> **Work to be completed**: Reproduce the records from their start through the line containing "The reinforcement 28 is at (630, 416).", inclusive, substituting "primary connector" for "first connector" and leaving everything else unchanged.

> **Supplied material**:
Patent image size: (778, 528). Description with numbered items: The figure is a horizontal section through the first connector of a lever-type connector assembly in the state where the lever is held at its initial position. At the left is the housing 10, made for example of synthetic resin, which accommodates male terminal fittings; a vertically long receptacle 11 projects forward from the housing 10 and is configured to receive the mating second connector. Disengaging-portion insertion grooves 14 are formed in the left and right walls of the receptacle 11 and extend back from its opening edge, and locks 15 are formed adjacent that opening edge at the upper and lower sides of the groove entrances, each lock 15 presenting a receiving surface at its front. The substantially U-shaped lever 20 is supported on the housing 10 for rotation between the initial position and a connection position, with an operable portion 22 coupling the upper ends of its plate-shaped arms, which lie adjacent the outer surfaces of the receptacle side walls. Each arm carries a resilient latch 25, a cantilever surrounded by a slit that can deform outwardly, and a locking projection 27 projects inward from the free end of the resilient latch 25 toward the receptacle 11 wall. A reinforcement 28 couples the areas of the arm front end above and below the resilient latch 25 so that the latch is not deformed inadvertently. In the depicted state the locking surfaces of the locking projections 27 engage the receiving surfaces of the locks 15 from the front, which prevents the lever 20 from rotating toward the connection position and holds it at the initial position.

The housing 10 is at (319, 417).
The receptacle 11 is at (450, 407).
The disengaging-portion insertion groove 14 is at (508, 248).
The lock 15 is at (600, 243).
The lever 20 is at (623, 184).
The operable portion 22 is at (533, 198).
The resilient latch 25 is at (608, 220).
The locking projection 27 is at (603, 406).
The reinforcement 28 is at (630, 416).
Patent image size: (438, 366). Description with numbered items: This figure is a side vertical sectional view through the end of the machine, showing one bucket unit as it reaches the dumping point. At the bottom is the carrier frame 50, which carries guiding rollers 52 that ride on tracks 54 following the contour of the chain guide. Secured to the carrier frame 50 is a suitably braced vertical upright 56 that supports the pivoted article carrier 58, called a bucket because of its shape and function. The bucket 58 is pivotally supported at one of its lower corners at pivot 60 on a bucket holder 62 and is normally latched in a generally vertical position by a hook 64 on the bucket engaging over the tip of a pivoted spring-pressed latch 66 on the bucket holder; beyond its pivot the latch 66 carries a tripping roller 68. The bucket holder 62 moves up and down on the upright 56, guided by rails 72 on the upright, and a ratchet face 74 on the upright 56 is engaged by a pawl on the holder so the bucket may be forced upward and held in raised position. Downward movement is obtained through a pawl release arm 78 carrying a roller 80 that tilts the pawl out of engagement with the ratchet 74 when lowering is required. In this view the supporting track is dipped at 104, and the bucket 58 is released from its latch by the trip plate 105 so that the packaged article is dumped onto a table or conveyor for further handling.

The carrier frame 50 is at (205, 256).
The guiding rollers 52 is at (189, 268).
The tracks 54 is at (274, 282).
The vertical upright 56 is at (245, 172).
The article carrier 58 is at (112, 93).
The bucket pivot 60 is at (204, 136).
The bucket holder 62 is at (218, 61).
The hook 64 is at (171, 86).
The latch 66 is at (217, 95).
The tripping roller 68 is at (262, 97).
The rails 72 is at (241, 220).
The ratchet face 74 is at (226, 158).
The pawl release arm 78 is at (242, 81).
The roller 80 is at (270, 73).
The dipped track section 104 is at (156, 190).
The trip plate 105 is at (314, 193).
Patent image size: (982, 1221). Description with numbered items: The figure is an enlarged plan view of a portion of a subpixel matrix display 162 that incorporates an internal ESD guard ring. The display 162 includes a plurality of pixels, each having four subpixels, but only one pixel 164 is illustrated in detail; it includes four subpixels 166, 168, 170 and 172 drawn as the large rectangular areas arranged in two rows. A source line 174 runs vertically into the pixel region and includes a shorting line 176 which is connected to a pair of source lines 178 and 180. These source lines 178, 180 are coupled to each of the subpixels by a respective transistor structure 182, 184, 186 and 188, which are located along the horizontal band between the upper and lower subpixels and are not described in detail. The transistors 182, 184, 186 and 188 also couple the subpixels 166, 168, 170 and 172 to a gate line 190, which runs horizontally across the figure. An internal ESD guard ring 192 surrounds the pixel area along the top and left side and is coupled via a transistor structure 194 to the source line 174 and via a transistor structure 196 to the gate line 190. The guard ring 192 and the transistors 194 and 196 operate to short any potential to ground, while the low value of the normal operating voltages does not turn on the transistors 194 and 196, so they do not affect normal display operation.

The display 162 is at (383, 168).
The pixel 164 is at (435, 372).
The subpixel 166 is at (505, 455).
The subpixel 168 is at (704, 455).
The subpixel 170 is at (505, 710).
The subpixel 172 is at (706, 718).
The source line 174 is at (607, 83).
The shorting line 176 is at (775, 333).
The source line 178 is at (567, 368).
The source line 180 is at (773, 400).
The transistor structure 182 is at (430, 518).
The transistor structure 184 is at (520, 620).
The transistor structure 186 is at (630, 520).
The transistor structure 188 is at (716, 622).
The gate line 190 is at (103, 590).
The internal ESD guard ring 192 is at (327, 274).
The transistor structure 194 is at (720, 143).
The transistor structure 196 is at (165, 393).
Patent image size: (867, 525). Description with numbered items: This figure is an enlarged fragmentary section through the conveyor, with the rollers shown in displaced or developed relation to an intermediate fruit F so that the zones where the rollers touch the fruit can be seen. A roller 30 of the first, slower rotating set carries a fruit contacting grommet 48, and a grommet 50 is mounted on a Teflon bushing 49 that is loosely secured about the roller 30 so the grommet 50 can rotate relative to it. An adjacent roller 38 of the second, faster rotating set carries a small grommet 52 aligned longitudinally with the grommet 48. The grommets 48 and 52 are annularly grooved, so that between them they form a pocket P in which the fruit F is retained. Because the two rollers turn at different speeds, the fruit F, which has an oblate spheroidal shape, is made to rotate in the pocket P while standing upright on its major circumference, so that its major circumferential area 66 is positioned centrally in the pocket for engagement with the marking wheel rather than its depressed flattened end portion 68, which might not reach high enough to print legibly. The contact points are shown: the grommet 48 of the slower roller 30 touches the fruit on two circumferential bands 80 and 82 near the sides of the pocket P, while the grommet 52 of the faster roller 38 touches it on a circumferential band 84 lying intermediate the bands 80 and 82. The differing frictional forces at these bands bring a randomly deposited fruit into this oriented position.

> **Answer to the problem**:
Patent image size: (778, 528). Description with numbered items: The figure is a horizontal section through the primary connector of a lever-type connector assembly in the state where the lever is held at its initial position. At the left is the housing 10, made for example of synthetic resin, which accommodates male terminal fittings; a vertically long receptacle 11 projects forward from the housing 10 and is configured to receive the mating second connector. Disengaging-portion insertion grooves 14 are formed in the left and right walls of the receptacle 11 and extend back from its opening edge, and locks 15 are formed adjacent that opening edge at the upper and lower sides of the groove entrances, each lock 15 presenting a receiving surface at its front. The substantially U-shaped lever 20 is supported on the housing 10 for rotation between the initial position and a connection position, with an operable portion 22 coupling the upper ends of its plate-shaped arms, which lie adjacent the outer surfaces of the receptacle side walls. Each arm carries a resilient latch 25, a cantilever surrounded by a slit that can deform outwardly, and a locking projection 27 projects inward from the free end of the resilient latch 25 toward the receptacle 11 wall. A reinforcement 28 couples the areas of the arm front end above and below the resilient latch 25 so that the latch is not deformed inadvertently. In the depicted state the locking surfaces of the locking projections 27 engage the receiving surfaces of the locks 15 from the front, which prevents the lever 20 from rotating toward the connection position and holds it at the initial position.

The housing 10 is at (319, 417).
The receptacle 11 is at (450, 407).
The disengaging-portion insertion groove 14 is at (508, 248).
The lock 15 is at (600, 243).
The lever 20 is at (623, 184).
The operable portion 22 is at (533, 198).
The resilient latch 25 is at (608, 220).
The locking projection 27 is at (603, 406).
The reinforcement 28 is at (630, 416).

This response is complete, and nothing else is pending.